Direction:
Only the number is wanted: how many lines in the data contain "refresh"?

[Collected data entries]
========================================================================

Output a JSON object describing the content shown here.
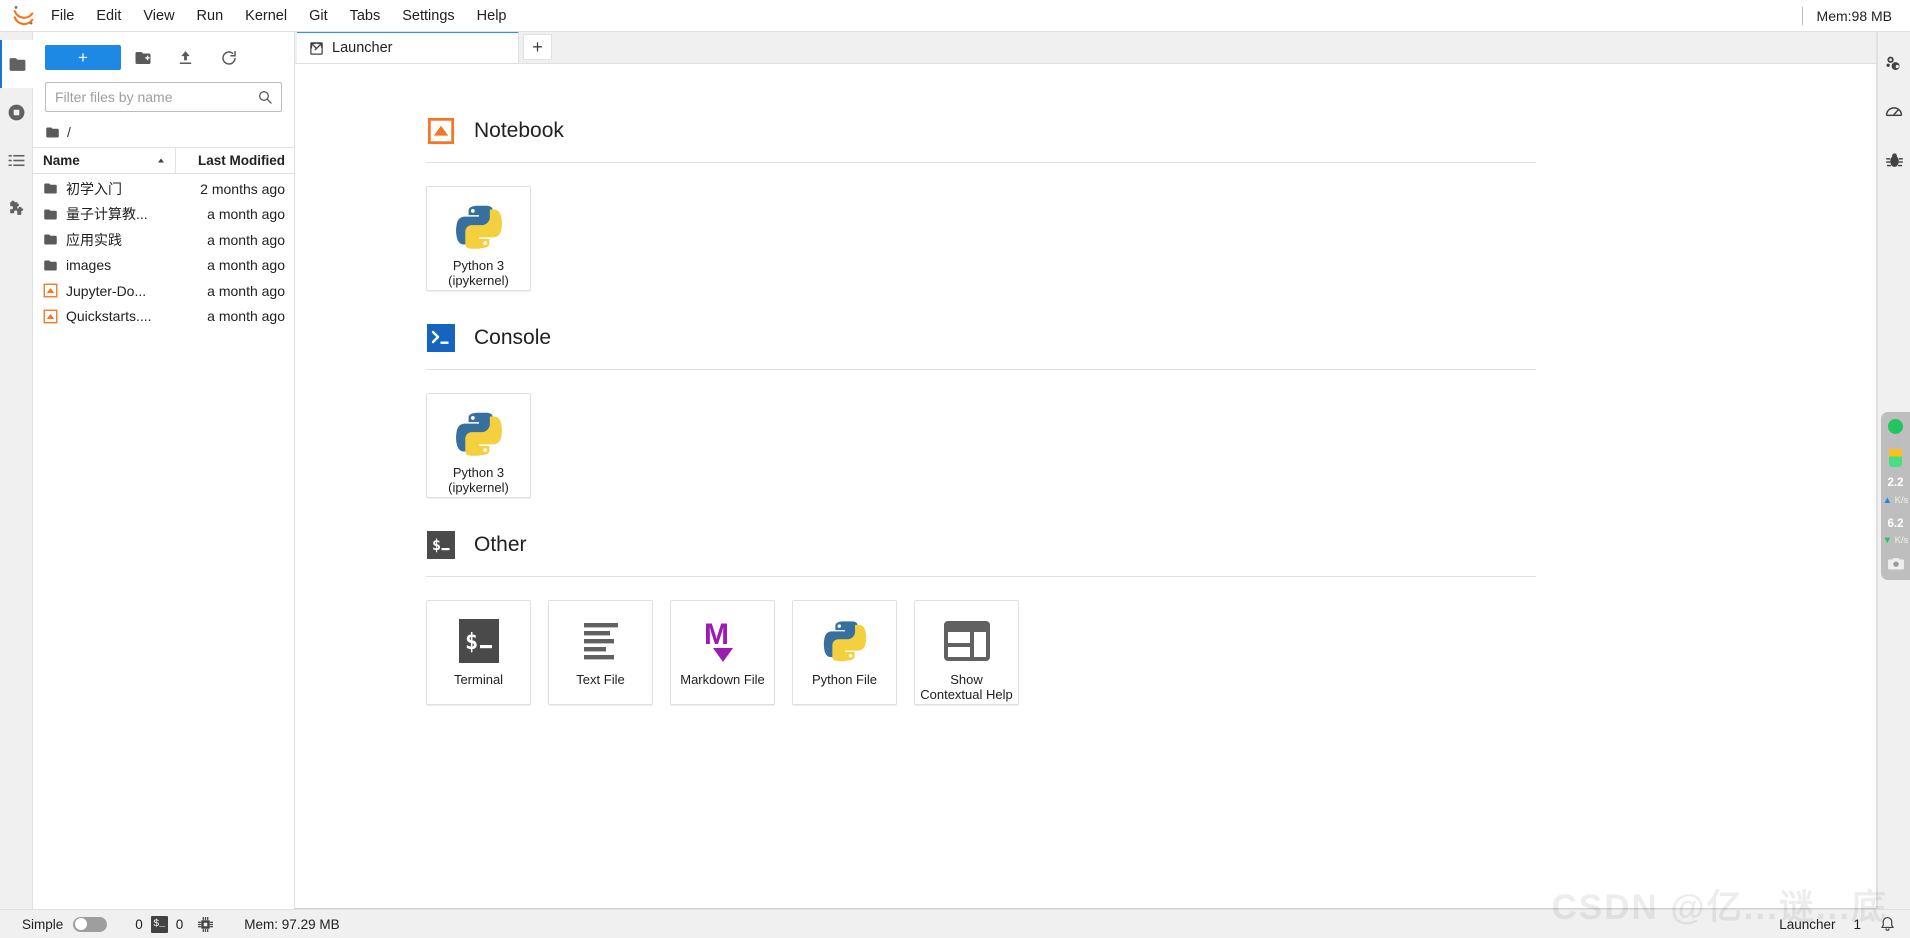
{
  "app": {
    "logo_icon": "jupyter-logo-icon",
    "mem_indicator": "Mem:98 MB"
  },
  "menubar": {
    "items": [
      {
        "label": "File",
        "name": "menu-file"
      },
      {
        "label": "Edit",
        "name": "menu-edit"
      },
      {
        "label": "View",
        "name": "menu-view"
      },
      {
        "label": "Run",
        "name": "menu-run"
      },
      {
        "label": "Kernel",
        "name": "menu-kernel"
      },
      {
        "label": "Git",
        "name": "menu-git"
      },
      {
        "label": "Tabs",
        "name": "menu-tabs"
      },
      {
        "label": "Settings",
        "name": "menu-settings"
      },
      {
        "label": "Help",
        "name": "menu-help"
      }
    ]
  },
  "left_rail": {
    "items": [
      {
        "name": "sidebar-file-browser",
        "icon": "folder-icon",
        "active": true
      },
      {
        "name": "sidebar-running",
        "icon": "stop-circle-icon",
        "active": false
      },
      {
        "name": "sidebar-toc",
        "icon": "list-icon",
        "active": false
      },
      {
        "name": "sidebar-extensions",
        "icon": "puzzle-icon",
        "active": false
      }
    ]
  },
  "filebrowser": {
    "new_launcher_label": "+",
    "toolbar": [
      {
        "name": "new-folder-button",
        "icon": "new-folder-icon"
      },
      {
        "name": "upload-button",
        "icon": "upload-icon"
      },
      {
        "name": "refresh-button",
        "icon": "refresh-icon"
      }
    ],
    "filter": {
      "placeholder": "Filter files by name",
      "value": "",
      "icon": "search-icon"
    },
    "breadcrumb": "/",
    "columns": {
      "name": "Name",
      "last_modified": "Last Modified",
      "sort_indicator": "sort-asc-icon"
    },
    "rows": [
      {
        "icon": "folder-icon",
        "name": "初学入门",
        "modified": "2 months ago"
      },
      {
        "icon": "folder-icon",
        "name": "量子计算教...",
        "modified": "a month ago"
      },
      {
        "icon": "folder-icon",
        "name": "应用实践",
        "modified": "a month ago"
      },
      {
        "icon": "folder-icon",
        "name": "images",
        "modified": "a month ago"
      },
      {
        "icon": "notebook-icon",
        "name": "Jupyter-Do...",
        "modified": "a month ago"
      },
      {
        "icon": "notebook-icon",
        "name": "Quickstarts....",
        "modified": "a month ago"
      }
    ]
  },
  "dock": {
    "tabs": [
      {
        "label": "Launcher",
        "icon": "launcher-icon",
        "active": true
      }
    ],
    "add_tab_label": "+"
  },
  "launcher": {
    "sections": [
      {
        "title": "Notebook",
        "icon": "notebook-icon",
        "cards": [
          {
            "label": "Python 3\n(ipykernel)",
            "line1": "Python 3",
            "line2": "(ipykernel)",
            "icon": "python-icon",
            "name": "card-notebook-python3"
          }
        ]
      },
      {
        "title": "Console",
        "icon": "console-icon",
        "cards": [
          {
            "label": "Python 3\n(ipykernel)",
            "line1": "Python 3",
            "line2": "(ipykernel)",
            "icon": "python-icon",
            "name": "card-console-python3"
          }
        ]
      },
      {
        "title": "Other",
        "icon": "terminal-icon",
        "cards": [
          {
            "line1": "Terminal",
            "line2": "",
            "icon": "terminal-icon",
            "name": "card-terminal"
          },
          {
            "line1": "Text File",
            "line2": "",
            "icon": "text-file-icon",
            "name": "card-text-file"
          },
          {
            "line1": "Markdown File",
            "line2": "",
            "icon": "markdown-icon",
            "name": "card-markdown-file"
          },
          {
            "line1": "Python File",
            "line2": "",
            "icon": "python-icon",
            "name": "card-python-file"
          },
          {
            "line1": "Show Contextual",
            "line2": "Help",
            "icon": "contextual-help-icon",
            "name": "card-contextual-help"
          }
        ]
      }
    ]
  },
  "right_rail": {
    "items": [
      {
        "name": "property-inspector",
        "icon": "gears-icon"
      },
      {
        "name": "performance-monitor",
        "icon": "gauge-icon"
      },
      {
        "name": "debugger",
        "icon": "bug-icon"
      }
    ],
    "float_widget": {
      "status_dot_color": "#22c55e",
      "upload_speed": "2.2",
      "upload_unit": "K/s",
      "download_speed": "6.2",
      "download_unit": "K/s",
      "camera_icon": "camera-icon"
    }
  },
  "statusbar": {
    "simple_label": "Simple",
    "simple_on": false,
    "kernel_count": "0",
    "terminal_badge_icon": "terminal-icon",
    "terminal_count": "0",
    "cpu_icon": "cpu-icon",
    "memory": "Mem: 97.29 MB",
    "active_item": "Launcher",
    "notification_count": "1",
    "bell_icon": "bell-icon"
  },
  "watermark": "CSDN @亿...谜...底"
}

========================================================================

Output for this task:
2